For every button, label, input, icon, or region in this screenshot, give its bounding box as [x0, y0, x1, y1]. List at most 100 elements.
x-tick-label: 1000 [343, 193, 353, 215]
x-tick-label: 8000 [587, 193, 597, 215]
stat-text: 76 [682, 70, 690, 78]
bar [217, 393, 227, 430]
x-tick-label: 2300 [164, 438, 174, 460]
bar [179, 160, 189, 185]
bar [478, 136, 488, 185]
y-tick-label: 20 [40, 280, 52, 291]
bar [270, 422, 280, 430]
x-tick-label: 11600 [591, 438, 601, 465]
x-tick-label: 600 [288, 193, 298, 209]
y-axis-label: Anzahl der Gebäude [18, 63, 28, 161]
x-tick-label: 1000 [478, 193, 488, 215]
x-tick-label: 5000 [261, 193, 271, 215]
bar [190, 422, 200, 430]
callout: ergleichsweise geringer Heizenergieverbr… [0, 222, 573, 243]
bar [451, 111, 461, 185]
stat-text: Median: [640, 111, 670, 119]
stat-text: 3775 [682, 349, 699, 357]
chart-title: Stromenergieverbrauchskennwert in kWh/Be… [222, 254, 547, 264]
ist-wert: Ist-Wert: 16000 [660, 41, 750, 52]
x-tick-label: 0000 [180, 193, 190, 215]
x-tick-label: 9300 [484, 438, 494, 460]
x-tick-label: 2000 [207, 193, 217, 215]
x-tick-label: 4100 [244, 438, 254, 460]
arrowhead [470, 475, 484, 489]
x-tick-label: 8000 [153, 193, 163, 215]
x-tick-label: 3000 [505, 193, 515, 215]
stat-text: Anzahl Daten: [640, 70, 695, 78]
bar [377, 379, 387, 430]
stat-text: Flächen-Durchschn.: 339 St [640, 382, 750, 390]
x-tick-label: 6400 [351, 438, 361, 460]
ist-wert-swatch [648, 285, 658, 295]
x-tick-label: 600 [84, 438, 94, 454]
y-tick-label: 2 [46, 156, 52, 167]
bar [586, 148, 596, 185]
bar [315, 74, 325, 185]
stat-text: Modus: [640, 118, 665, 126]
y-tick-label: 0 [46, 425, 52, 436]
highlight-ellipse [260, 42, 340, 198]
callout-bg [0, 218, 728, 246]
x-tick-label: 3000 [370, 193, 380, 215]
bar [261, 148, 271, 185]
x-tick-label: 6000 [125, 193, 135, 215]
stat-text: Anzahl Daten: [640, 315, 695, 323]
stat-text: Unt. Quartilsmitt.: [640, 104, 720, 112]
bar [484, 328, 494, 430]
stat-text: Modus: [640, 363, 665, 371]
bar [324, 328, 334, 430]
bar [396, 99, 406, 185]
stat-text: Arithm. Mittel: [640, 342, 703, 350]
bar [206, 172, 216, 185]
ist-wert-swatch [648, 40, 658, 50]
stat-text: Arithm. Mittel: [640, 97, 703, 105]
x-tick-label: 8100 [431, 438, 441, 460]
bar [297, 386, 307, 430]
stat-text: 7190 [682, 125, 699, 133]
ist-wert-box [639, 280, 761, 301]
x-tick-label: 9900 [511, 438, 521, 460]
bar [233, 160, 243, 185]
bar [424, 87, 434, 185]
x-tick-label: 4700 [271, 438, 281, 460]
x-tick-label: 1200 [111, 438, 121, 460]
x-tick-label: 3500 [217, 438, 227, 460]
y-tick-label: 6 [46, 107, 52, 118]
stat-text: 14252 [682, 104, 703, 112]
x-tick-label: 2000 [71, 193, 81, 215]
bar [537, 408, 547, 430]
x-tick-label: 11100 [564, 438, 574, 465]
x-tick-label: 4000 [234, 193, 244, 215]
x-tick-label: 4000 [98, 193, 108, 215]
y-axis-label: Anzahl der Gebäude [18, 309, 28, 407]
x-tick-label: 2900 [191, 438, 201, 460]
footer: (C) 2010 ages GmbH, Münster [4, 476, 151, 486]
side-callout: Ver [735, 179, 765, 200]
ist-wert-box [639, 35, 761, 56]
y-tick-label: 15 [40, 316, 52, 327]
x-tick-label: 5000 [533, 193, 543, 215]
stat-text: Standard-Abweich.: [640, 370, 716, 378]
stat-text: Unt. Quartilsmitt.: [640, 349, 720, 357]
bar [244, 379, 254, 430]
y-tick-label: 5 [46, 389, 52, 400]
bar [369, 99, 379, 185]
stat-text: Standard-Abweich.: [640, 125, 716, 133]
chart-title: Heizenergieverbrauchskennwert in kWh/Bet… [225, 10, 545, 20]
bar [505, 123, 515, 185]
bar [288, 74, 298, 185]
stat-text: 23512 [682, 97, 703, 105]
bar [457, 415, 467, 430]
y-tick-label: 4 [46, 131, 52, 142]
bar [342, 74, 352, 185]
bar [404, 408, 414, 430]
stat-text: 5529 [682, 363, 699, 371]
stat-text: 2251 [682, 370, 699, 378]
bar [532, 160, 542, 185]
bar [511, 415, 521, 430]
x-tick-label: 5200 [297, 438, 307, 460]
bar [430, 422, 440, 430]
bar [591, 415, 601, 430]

——————————

- **What to work on**
Reproduce all the lines of the material above, swapping each occurrence of "Anzahl der Gebäude" for "Number of Buildings" and leaving everything else unchanged.

- **Finished answer**
For every button, label, input, icon, or region in this screenshot, give its bounding box as [x0, y0, x1, y1]. List at most 100 elements.
x-tick-label: 1000 [343, 193, 353, 215]
x-tick-label: 8000 [587, 193, 597, 215]
stat-text: 76 [682, 70, 690, 78]
bar [217, 393, 227, 430]
x-tick-label: 2300 [164, 438, 174, 460]
bar [179, 160, 189, 185]
bar [478, 136, 488, 185]
y-tick-label: 20 [40, 280, 52, 291]
bar [270, 422, 280, 430]
x-tick-label: 11600 [591, 438, 601, 465]
x-tick-label: 600 [288, 193, 298, 209]
y-axis-label: Number of Buildings [18, 63, 28, 161]
x-tick-label: 1000 [478, 193, 488, 215]
x-tick-label: 5000 [261, 193, 271, 215]
bar [190, 422, 200, 430]
callout: ergleichsweise geringer Heizenergieverbr… [0, 222, 573, 243]
bar [451, 111, 461, 185]
stat-text: Median: [640, 111, 670, 119]
stat-text: 3775 [682, 349, 699, 357]
chart-title: Stromenergieverbrauchskennwert in kWh/Be… [222, 254, 547, 264]
ist-wert: Ist-Wert: 16000 [660, 41, 750, 52]
x-tick-label: 0000 [180, 193, 190, 215]
x-tick-label: 9300 [484, 438, 494, 460]
x-tick-label: 2000 [207, 193, 217, 215]
x-tick-label: 4100 [244, 438, 254, 460]
arrowhead [470, 475, 484, 489]
x-tick-label: 8000 [153, 193, 163, 215]
x-tick-label: 3000 [505, 193, 515, 215]
stat-text: Anzahl Daten: [640, 70, 695, 78]
bar [377, 379, 387, 430]
stat-text: Flächen-Durchschn.: 339 St [640, 382, 750, 390]
x-tick-label: 6400 [351, 438, 361, 460]
ist-wert-swatch [648, 285, 658, 295]
x-tick-label: 600 [84, 438, 94, 454]
y-tick-label: 2 [46, 156, 52, 167]
bar [586, 148, 596, 185]
bar [315, 74, 325, 185]
stat-text: Modus: [640, 118, 665, 126]
y-tick-label: 0 [46, 425, 52, 436]
highlight-ellipse [260, 42, 340, 198]
callout-bg [0, 218, 728, 246]
x-tick-label: 3000 [370, 193, 380, 215]
bar [261, 148, 271, 185]
x-tick-label: 6000 [125, 193, 135, 215]
stat-text: Anzahl Daten: [640, 315, 695, 323]
stat-text: Unt. Quartilsmitt.: [640, 104, 720, 112]
bar [484, 328, 494, 430]
stat-text: Modus: [640, 363, 665, 371]
bar [324, 328, 334, 430]
bar [396, 99, 406, 185]
stat-text: Arithm. Mittel: [640, 342, 703, 350]
bar [206, 172, 216, 185]
ist-wert-swatch [648, 40, 658, 50]
stat-text: Arithm. Mittel: [640, 97, 703, 105]
x-tick-label: 8100 [431, 438, 441, 460]
bar [297, 386, 307, 430]
stat-text: 7190 [682, 125, 699, 133]
ist-wert-box [639, 280, 761, 301]
x-tick-label: 9900 [511, 438, 521, 460]
bar [233, 160, 243, 185]
bar [424, 87, 434, 185]
x-tick-label: 4700 [271, 438, 281, 460]
x-tick-label: 1200 [111, 438, 121, 460]
x-tick-label: 3500 [217, 438, 227, 460]
y-tick-label: 6 [46, 107, 52, 118]
stat-text: 14252 [682, 104, 703, 112]
x-tick-label: 2000 [71, 193, 81, 215]
bar [537, 408, 547, 430]
x-tick-label: 11100 [564, 438, 574, 465]
x-tick-label: 4000 [234, 193, 244, 215]
x-tick-label: 4000 [98, 193, 108, 215]
y-axis-label: Number of Buildings [18, 309, 28, 407]
x-tick-label: 2900 [191, 438, 201, 460]
footer: (C) 2010 ages GmbH, Münster [4, 476, 151, 486]
side-callout: Ver [735, 179, 765, 200]
ist-wert-box [639, 35, 761, 56]
y-tick-label: 15 [40, 316, 52, 327]
x-tick-label: 5000 [533, 193, 543, 215]
stat-text: Standard-Abweich.: [640, 370, 716, 378]
stat-text: Unt. Quartilsmitt.: [640, 349, 720, 357]
bar [244, 379, 254, 430]
y-tick-label: 5 [46, 389, 52, 400]
bar [369, 99, 379, 185]
stat-text: Standard-Abweich.: [640, 125, 716, 133]
chart-title: Heizenergieverbrauchskennwert in kWh/Bet… [225, 10, 545, 20]
bar [505, 123, 515, 185]
bar [288, 74, 298, 185]
stat-text: 23512 [682, 97, 703, 105]
bar [457, 415, 467, 430]
y-tick-label: 4 [46, 131, 52, 142]
bar [342, 74, 352, 185]
bar [404, 408, 414, 430]
stat-text: 5529 [682, 363, 699, 371]
stat-text: 2251 [682, 370, 699, 378]
bar [532, 160, 542, 185]
bar [511, 415, 521, 430]
x-tick-label: 5200 [297, 438, 307, 460]
bar [430, 422, 440, 430]
bar [591, 415, 601, 430]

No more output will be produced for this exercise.